§ **課題文**
========================

取り繕うため、隠すため、曖昧に微笑む姿に男たちは虜になっていく。

無性に庇護欲を掻き立て、俺がいなければと思わせ、サイモンはジョニーのためとマックを殺す(自分の孤独を埋めるのが本心でもあるが)サイモン、それはお前の勘違いなんだよ!確かに外から見ればマックとジョニーの関係は、マックが可哀想なジョニーを操っているようにしか見えないだろう。

サイモンとジョニーは互いの相棒を失い、失った人の代わりとして隣にいる。これがエピローグだ。この「失った人の代わり」について、一部でジョニーが話しているのだ。

ジョニーが幼い時に飼っていたラッフルズという犬の話を思い出してほしい。

 

ラッフルズの話は唐突に現れる。

========================

§ **保存データ**
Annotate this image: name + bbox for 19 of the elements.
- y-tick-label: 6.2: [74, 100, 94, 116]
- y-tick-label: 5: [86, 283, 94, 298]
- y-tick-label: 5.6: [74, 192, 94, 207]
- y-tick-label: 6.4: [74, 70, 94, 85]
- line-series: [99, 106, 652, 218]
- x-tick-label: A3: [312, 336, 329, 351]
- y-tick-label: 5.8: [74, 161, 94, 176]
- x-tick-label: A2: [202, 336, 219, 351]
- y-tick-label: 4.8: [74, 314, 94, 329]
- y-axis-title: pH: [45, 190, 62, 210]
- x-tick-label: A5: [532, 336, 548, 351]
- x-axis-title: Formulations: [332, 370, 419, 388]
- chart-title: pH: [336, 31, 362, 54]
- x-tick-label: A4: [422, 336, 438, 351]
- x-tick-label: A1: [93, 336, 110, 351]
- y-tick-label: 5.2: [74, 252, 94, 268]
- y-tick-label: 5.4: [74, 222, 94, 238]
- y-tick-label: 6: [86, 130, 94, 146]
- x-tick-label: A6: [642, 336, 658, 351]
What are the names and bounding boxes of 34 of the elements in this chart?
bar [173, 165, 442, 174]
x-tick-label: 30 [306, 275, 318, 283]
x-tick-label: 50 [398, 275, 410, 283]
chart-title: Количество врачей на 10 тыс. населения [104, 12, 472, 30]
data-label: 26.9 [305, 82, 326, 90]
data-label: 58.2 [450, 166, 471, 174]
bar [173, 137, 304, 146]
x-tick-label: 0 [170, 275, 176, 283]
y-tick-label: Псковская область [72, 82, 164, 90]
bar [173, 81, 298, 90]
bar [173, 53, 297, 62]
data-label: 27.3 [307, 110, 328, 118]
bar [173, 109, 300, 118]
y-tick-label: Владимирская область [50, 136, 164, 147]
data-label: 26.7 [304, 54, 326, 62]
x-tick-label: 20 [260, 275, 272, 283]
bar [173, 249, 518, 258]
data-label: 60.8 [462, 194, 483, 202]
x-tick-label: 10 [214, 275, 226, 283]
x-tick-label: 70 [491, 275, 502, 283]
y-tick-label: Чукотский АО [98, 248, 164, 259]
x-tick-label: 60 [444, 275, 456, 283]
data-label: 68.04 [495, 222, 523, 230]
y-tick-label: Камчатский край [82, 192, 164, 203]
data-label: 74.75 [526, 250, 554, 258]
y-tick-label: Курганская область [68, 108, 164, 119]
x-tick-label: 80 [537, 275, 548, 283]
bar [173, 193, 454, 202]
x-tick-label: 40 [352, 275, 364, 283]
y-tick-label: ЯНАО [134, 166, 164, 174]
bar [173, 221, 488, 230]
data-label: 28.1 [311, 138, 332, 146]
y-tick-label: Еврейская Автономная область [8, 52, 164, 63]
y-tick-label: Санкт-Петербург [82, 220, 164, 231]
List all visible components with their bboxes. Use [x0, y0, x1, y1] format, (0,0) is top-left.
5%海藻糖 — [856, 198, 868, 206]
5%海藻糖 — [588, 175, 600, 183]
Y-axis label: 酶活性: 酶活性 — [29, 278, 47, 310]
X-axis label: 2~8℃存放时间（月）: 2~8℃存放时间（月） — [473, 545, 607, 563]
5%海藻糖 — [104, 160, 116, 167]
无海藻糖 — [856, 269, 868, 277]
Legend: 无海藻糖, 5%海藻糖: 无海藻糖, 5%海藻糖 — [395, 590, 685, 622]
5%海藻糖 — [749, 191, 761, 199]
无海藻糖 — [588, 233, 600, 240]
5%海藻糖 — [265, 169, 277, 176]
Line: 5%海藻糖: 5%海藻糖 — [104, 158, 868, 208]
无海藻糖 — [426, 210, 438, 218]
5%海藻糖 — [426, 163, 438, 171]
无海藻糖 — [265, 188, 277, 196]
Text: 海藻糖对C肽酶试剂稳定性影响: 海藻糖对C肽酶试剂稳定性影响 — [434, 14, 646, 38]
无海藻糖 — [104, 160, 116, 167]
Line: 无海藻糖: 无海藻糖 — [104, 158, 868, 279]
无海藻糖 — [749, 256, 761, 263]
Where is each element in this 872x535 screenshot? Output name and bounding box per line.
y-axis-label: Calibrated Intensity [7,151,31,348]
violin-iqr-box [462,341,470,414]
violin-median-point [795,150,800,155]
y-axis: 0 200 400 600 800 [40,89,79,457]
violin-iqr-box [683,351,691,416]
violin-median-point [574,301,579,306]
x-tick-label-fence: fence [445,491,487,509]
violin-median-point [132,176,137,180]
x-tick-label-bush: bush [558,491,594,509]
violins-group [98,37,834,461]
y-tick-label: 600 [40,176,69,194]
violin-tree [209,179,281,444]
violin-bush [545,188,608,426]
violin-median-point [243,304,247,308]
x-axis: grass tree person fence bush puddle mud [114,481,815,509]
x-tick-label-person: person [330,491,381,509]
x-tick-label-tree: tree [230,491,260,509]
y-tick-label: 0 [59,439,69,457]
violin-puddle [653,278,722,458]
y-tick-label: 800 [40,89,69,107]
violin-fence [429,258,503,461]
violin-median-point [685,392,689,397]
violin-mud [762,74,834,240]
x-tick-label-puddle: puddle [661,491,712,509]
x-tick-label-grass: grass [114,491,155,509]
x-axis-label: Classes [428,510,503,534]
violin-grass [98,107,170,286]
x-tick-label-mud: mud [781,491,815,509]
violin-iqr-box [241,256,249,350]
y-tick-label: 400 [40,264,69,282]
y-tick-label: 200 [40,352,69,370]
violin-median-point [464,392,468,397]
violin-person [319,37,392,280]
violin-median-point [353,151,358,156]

========================

§ **作業指示 1**
課題文から、「取り繕うため、隠すため、曖昧に微笑む姿に男たちは虜になっていく。」で始まり「でジョニーが話しているのだ。」で終わる箇所を一字も変えずに書き写してください。
§ **作業指示 2**
サイモンとジョニーを論じた文章の最後の文に続けて、その先を書き継いでください。

§ **解答欄 1**
取り繕うため、隠すため、曖昧に微笑む姿に男たちは虜になっていく。

無性に庇護欲を掻き立て、俺がいなければと思わせ、サイモンはジョニーのためとマックを殺す(自分の孤独を埋めるのが本心でもあるが)サイモン、それはお前の勘違いなんだよ!確かに外から見ればマックとジョニーの関係は、マックが可哀想なジョニーを操っているようにしか見えないだろう。

サイモンとジョニーは互いの相棒を失い、失った人の代わりとして隣にいる。これがエピローグだ。この「失った人の代わり」について、一部でジョニーが話しているのだ。

§ **解答欄 2**
テデスコの手下にジョニーが手首を折られた時。理不尽に晒され身の内にわきあがってきた怒りが子供の時の怒りにつながり出てきたと考えられるが、この「僕の犬を殺したんです」はあまりにも突然なのだ。

他の過去エピソード、例えばハイスクールの答辞はアルとフランク殺害後にもマックがジョニーがばかじゃないことを女に説明する時に出てくる。また一部初め、ジョニーが女とのキスに恐怖する場面は、三部の「セックスとなると子供みたいだ」とマックが思う内容につながる。

ところがこのラッフルズの話は、病院、狙撃の練習をした森、この2箇所でただの昔話として完結している。だが、物語を最後まで読むとこの時のジョニーの言葉が結末につながっていく。全文引用とはいかないので、要点だけ書くとこうなる。

  • 代わりの犬は仕方がないから飼っていた、誰かが面倒を見る必要があった
  • 一人でいるよりはマシ
  • でも代わりの犬のことは大して心配はしなかった

最終的に代わりの犬はどこかへ行ってしまうが、ジョニーは気にしなかった。つまり代わりの犬は行方不明のままほったらかしになったのだ。「僕の分身」ではない犬のことなんて、興味はない。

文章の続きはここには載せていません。